JOB
Reproduce every entry below precisely; do not include the pictures.
#### DATA LISTING
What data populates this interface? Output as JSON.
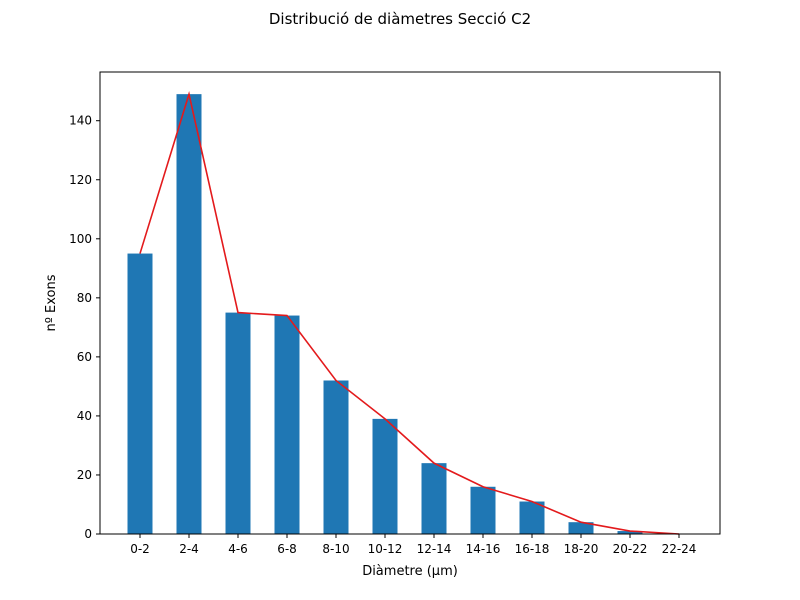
{
  "chart_data": {
    "type": "bar",
    "title": "Distribució de diàmetres Secció C2",
    "xlabel": "Diàmetre (µm)",
    "ylabel": "nº Exons",
    "categories": [
      "0-2",
      "2-4",
      "4-6",
      "6-8",
      "8-10",
      "10-12",
      "12-14",
      "14-16",
      "16-18",
      "18-20",
      "20-22",
      "22-24"
    ],
    "values": [
      95,
      149,
      75,
      74,
      52,
      39,
      24,
      16,
      11,
      4,
      1,
      0
    ],
    "line_values": [
      95,
      149,
      75,
      74,
      52,
      39,
      24,
      16,
      11,
      4,
      1,
      0
    ],
    "ylim": [
      0,
      156.5
    ],
    "yticks": [
      0,
      20,
      40,
      60,
      80,
      100,
      120,
      140
    ],
    "bar_color": "#1f77b4",
    "line_color": "#e31a1c",
    "grid": false,
    "legend": false
  }
}
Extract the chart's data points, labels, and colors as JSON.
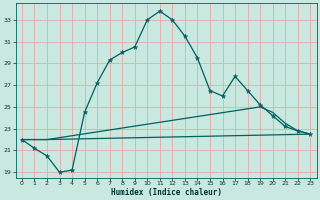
{
  "title": "",
  "xlabel": "Humidex (Indice chaleur)",
  "background_color": "#c8e8e0",
  "grid_color": "#e8a8a8",
  "line_color": "#006060",
  "xlim": [
    -0.5,
    23.5
  ],
  "ylim": [
    18.5,
    34.5
  ],
  "xticks": [
    0,
    1,
    2,
    3,
    4,
    5,
    6,
    7,
    8,
    9,
    10,
    11,
    12,
    13,
    14,
    15,
    16,
    17,
    18,
    19,
    20,
    21,
    22,
    23
  ],
  "yticks": [
    19,
    21,
    23,
    25,
    27,
    29,
    31,
    33
  ],
  "line1_x": [
    0,
    1,
    2,
    3,
    4,
    5,
    6,
    7,
    8,
    9,
    10,
    11,
    12,
    13,
    14,
    15,
    16,
    17,
    18,
    19,
    20,
    21,
    22,
    23
  ],
  "line1_y": [
    22.0,
    21.2,
    20.5,
    19.0,
    19.2,
    24.5,
    27.2,
    29.3,
    30.0,
    30.5,
    33.0,
    33.8,
    33.0,
    31.5,
    29.5,
    26.5,
    26.0,
    27.8,
    26.5,
    25.2,
    24.2,
    23.2,
    22.8,
    22.5
  ],
  "line2_x": [
    0,
    2,
    23
  ],
  "line2_y": [
    22.0,
    22.0,
    22.5
  ],
  "line3_x": [
    0,
    2,
    19,
    20,
    21,
    22,
    23
  ],
  "line3_y": [
    22.0,
    22.0,
    25.0,
    24.5,
    23.5,
    22.8,
    22.5
  ]
}
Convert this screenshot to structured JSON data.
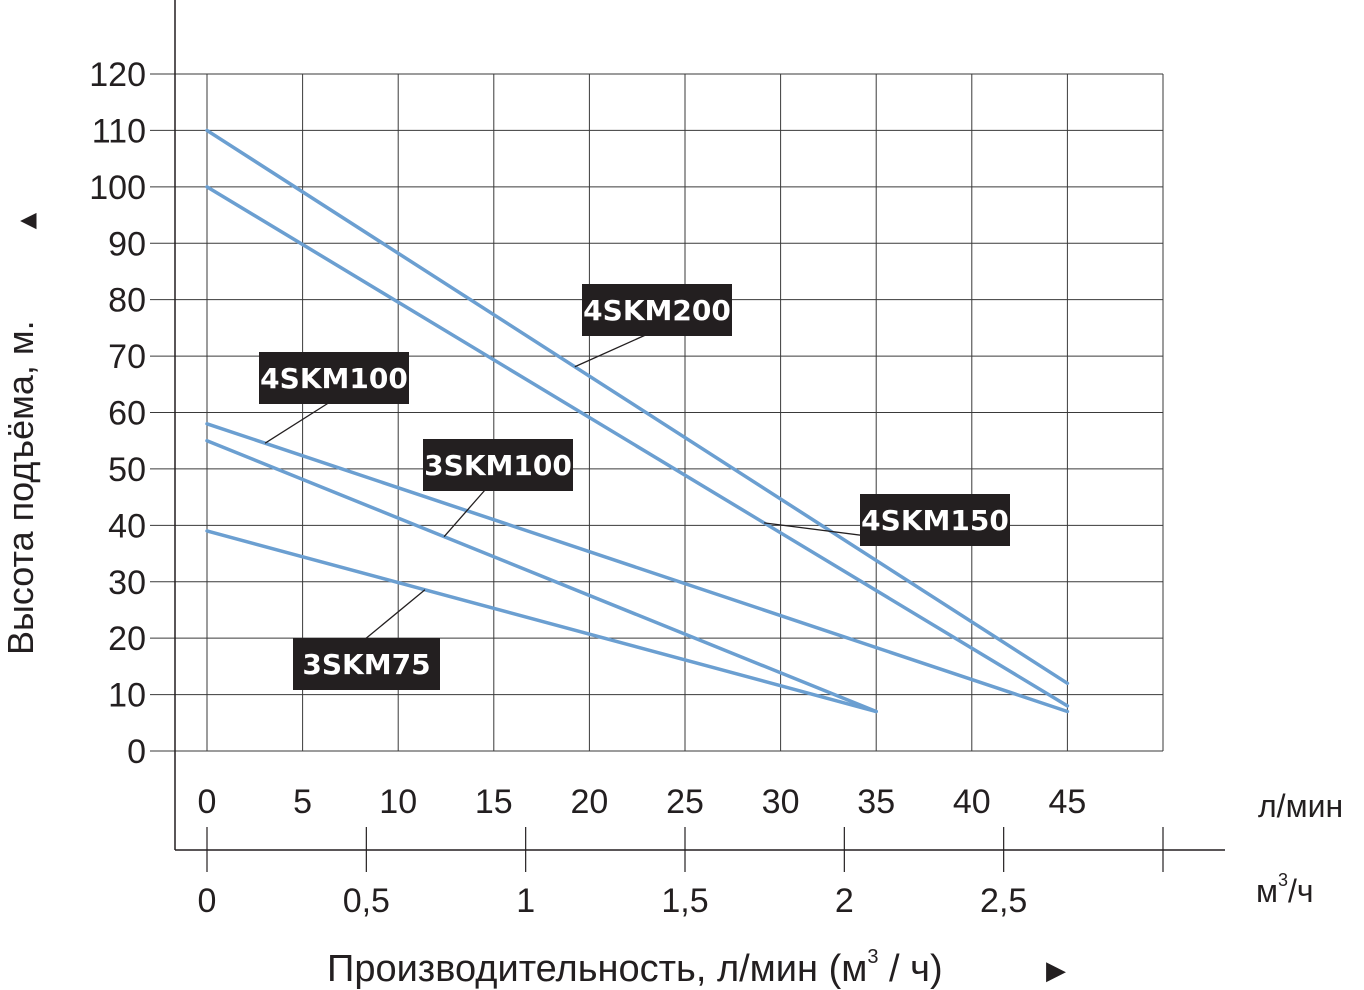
{
  "chart_data": {
    "type": "line",
    "ylabel": "Высота подъёма, м.",
    "ylabel_arrow": "▲",
    "xlabel": "Производительность, л/мин (м",
    "xlabel_sup": "3",
    "xlabel_end": " / ч)",
    "xlabel_arrow": "▶",
    "unit_lpm": "л/мин",
    "unit_m3h_base": "м",
    "unit_m3h_sup": "3",
    "unit_m3h_end": "/ч",
    "ylim": [
      0,
      120
    ],
    "xlim": [
      0,
      50
    ],
    "y_ticks": [
      "120",
      "110",
      "100",
      "90",
      "80",
      "70",
      "60",
      "50",
      "40",
      "30",
      "20",
      "10",
      "0"
    ],
    "x_ticks_lpm": [
      "0",
      "5",
      "10",
      "15",
      "20",
      "25",
      "30",
      "35",
      "40",
      "45"
    ],
    "x_ticks_m3h": [
      "0",
      "0,5",
      "1",
      "1,5",
      "2",
      "2,5"
    ],
    "grid": true,
    "line_color": "#6b9fd1",
    "label_bg": "#231f20",
    "series": [
      {
        "name": "4SKM200",
        "x": [
          0,
          45
        ],
        "y": [
          110,
          12
        ]
      },
      {
        "name": "4SKM150",
        "x": [
          0,
          45
        ],
        "y": [
          100,
          8
        ]
      },
      {
        "name": "4SKM100",
        "x": [
          0,
          45
        ],
        "y": [
          58,
          7
        ]
      },
      {
        "name": "3SKM100",
        "x": [
          0,
          35
        ],
        "y": [
          55,
          7
        ]
      },
      {
        "name": "3SKM75",
        "x": [
          0,
          35
        ],
        "y": [
          39,
          7
        ]
      }
    ]
  }
}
########
ANSWER TO THE TASK
What data populates this interface? Output as JSON.
{
  "chart_data": {
    "type": "bar",
    "title": "Distribució de diàmetres Secció C2",
    "xlabel": "Diàmetre (µm)",
    "ylabel": "nº Exons",
    "categories": [
      "0-2",
      "2-4",
      "4-6",
      "6-8",
      "8-10",
      "10-12",
      "12-14",
      "14-16",
      "16-18",
      "18-20",
      "20-22",
      "22-24"
    ],
    "values": [
      95,
      149,
      75,
      74,
      52,
      39,
      24,
      16,
      11,
      4,
      1,
      0
    ],
    "line_values": [
      95,
      149,
      75,
      74,
      52,
      39,
      24,
      16,
      11,
      4,
      1,
      0
    ],
    "ylim": [
      0,
      156.5
    ],
    "yticks": [
      0,
      20,
      40,
      60,
      80,
      100,
      120,
      140
    ],
    "bar_color": "#1f77b4",
    "line_color": "#e31a1c",
    "grid": false,
    "legend": false
  }
}
Extract the chart's data points, labels, and colors as JSON.
{
  "title": "",
  "xlabel": "Humidex (Indice chaleur)",
  "background_color": "#c8e8e0",
  "grid_color": "#e8a8a8",
  "line_color": "#006060",
  "xlim": [
    -0.5,
    23.5
  ],
  "ylim": [
    18.5,
    34.5
  ],
  "xticks": [
    0,
    1,
    2,
    3,
    4,
    5,
    6,
    7,
    8,
    9,
    10,
    11,
    12,
    13,
    14,
    15,
    16,
    17,
    18,
    19,
    20,
    21,
    22,
    23
  ],
  "yticks": [
    19,
    21,
    23,
    25,
    27,
    29,
    31,
    33
  ],
  "line1_x": [
    0,
    1,
    2,
    3,
    4,
    5,
    6,
    7,
    8,
    9,
    10,
    11,
    12,
    13,
    14,
    15,
    16,
    17,
    18,
    19,
    20,
    21,
    22,
    23
  ],
  "line1_y": [
    22.0,
    21.2,
    20.5,
    19.0,
    19.2,
    24.5,
    27.2,
    29.3,
    30.0,
    30.5,
    33.0,
    33.8,
    33.0,
    31.5,
    29.5,
    26.5,
    26.0,
    27.8,
    26.5,
    25.2,
    24.2,
    23.2,
    22.8,
    22.5
  ],
  "line2_x": [
    0,
    2,
    23
  ],
  "line2_y": [
    22.0,
    22.0,
    22.5
  ],
  "line3_x": [
    0,
    2,
    19,
    20,
    21,
    22,
    23
  ],
  "line3_y": [
    22.0,
    22.0,
    25.0,
    24.5,
    23.5,
    22.8,
    22.5
  ]
}
Convert this screenshot to structured JSON data.
{
  "chart_data": {
    "type": "line",
    "ylabel": "Высота подъёма, м.",
    "ylabel_arrow": "▲",
    "xlabel": "Производительность, л/мин (м",
    "xlabel_sup": "3",
    "xlabel_end": " / ч)",
    "xlabel_arrow": "▶",
    "unit_lpm": "л/мин",
    "unit_m3h_base": "м",
    "unit_m3h_sup": "3",
    "unit_m3h_end": "/ч",
    "ylim": [
      0,
      120
    ],
    "xlim": [
      0,
      50
    ],
    "y_ticks": [
      "120",
      "110",
      "100",
      "90",
      "80",
      "70",
      "60",
      "50",
      "40",
      "30",
      "20",
      "10",
      "0"
    ],
    "x_ticks_lpm": [
      "0",
      "5",
      "10",
      "15",
      "20",
      "25",
      "30",
      "35",
      "40",
      "45"
    ],
    "x_ticks_m3h": [
      "0",
      "0,5",
      "1",
      "1,5",
      "2",
      "2,5"
    ],
    "grid": true,
    "line_color": "#6b9fd1",
    "label_bg": "#231f20",
    "series": [
      {
        "name": "4SKM200",
        "x": [
          0,
          45
        ],
        "y": [
          110,
          12
        ]
      },
      {
        "name": "4SKM150",
        "x": [
          0,
          45
        ],
        "y": [
          100,
          8
        ]
      },
      {
        "name": "4SKM100",
        "x": [
          0,
          45
        ],
        "y": [
          58,
          7
        ]
      },
      {
        "name": "3SKM100",
        "x": [
          0,
          35
        ],
        "y": [
          55,
          7
        ]
      },
      {
        "name": "3SKM75",
        "x": [
          0,
          35
        ],
        "y": [
          39,
          7
        ]
      }
    ]
  }
}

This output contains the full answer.